--- Start of Listed records ---

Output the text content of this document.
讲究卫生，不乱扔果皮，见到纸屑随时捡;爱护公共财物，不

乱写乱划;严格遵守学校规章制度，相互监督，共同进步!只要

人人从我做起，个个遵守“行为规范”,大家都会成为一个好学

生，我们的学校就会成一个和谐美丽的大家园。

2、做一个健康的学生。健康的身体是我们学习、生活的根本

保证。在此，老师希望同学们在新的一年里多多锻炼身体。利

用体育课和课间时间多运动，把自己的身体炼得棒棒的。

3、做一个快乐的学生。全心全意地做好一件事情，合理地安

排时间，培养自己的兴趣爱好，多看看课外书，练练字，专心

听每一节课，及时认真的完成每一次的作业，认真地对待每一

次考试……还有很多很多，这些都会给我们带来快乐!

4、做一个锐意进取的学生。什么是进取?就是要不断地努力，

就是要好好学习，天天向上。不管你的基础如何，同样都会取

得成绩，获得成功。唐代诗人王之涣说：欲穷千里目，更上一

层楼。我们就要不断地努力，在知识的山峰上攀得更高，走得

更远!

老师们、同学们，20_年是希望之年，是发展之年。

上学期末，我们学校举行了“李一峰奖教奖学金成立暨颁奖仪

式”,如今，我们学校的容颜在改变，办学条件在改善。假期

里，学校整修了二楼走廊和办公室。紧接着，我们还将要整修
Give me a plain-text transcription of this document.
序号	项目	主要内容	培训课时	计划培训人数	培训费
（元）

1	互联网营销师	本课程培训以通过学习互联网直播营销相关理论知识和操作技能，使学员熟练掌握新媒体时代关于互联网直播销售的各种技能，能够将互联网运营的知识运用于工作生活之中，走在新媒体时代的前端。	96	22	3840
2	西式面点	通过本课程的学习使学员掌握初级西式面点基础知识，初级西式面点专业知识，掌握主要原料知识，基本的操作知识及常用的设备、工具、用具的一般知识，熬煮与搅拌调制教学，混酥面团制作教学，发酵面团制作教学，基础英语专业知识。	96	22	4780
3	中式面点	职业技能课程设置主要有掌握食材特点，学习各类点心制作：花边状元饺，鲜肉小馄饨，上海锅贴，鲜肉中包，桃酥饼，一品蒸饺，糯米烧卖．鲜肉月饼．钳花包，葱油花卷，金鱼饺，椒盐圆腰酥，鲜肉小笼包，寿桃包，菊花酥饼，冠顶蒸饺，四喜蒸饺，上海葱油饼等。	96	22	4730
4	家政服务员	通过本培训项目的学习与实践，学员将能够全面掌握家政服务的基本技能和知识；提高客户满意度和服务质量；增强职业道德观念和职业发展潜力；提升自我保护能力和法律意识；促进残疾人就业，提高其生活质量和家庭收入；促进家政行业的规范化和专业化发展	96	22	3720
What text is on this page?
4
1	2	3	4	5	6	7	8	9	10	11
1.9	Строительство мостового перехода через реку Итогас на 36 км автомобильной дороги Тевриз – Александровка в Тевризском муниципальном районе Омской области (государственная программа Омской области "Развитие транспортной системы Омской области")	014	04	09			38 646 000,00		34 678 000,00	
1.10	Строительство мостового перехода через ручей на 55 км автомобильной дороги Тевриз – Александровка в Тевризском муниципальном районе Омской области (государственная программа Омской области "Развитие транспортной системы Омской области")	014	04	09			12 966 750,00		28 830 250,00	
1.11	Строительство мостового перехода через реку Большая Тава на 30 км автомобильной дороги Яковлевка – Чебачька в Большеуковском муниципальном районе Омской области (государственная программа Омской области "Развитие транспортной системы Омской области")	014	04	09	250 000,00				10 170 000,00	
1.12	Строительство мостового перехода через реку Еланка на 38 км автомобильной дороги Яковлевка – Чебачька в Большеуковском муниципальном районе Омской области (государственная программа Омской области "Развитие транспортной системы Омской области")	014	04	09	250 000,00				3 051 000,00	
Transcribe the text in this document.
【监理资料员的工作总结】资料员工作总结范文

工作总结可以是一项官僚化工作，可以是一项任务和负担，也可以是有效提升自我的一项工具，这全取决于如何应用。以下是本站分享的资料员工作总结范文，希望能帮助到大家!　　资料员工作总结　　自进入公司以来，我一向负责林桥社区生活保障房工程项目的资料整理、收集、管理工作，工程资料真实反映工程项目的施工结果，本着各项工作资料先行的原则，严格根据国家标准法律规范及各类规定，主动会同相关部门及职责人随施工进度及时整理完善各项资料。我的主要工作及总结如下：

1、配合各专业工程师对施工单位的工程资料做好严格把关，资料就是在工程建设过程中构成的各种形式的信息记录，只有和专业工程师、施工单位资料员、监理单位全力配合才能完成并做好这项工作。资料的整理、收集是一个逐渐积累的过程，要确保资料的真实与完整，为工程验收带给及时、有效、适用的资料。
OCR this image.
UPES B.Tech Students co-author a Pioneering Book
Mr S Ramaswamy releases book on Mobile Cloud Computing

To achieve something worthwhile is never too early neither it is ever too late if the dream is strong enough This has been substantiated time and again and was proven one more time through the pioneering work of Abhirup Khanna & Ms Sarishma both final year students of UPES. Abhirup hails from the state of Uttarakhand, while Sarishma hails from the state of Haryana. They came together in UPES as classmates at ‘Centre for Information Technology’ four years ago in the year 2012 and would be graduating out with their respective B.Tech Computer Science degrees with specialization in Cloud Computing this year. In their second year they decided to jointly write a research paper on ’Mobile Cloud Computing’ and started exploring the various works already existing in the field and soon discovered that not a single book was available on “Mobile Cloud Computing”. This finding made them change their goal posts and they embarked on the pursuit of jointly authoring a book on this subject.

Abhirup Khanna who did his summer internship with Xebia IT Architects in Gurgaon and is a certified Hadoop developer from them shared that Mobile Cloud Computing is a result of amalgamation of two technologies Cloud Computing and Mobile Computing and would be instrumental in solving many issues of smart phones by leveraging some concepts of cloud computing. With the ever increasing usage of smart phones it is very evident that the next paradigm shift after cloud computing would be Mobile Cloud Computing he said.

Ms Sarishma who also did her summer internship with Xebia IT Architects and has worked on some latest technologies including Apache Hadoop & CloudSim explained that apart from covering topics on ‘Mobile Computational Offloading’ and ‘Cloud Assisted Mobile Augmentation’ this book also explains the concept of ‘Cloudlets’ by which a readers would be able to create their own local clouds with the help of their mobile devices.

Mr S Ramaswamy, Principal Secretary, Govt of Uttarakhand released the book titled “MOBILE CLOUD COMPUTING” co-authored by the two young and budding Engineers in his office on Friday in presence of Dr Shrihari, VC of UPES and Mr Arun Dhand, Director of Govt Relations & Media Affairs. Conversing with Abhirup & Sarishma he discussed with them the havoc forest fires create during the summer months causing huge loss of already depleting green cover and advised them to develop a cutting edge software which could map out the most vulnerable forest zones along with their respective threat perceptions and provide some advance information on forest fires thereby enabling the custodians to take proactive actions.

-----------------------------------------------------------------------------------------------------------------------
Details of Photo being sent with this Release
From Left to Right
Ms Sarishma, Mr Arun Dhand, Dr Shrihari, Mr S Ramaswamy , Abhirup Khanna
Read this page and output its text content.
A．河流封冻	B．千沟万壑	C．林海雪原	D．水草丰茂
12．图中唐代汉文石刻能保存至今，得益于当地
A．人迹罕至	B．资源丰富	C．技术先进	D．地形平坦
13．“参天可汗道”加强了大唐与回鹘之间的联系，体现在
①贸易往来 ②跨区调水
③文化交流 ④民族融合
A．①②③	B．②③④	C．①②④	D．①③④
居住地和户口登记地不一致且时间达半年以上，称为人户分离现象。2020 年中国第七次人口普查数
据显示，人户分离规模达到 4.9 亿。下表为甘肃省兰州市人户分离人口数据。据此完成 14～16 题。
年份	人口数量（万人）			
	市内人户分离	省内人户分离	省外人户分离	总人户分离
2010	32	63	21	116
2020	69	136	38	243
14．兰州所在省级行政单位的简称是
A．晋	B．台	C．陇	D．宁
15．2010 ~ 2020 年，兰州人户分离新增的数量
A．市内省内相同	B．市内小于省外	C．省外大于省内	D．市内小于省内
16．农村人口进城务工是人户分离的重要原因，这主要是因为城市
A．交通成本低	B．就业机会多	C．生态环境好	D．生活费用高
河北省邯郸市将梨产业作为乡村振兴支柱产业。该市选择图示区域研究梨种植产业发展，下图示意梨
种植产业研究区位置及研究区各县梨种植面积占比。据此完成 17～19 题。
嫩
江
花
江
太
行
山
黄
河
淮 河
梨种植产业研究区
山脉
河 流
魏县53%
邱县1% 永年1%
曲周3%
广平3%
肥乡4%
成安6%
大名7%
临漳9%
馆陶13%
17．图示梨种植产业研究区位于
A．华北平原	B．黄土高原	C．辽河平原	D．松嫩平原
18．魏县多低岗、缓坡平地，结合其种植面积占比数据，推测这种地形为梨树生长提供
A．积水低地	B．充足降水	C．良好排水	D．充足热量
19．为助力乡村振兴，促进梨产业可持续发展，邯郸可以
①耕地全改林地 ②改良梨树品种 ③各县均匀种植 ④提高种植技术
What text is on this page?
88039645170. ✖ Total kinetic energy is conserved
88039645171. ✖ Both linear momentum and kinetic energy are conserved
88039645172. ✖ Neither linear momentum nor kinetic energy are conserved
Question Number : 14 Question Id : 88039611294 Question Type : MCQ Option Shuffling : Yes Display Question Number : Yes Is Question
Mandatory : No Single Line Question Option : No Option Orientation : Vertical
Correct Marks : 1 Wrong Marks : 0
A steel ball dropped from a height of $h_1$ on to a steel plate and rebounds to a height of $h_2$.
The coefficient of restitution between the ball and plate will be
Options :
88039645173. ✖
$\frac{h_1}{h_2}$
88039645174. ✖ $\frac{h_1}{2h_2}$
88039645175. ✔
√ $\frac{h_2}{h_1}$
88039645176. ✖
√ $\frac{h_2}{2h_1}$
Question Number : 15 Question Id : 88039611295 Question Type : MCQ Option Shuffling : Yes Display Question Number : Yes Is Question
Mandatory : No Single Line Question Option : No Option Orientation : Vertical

--- End of Listed records ---

▸ **Task to carry out**:
Pull every line containing "document" from the data.

▸ **Exercise answer**:
Output the text content of this document.
Give me a plain-text transcription of this document.
Transcribe the text in this document.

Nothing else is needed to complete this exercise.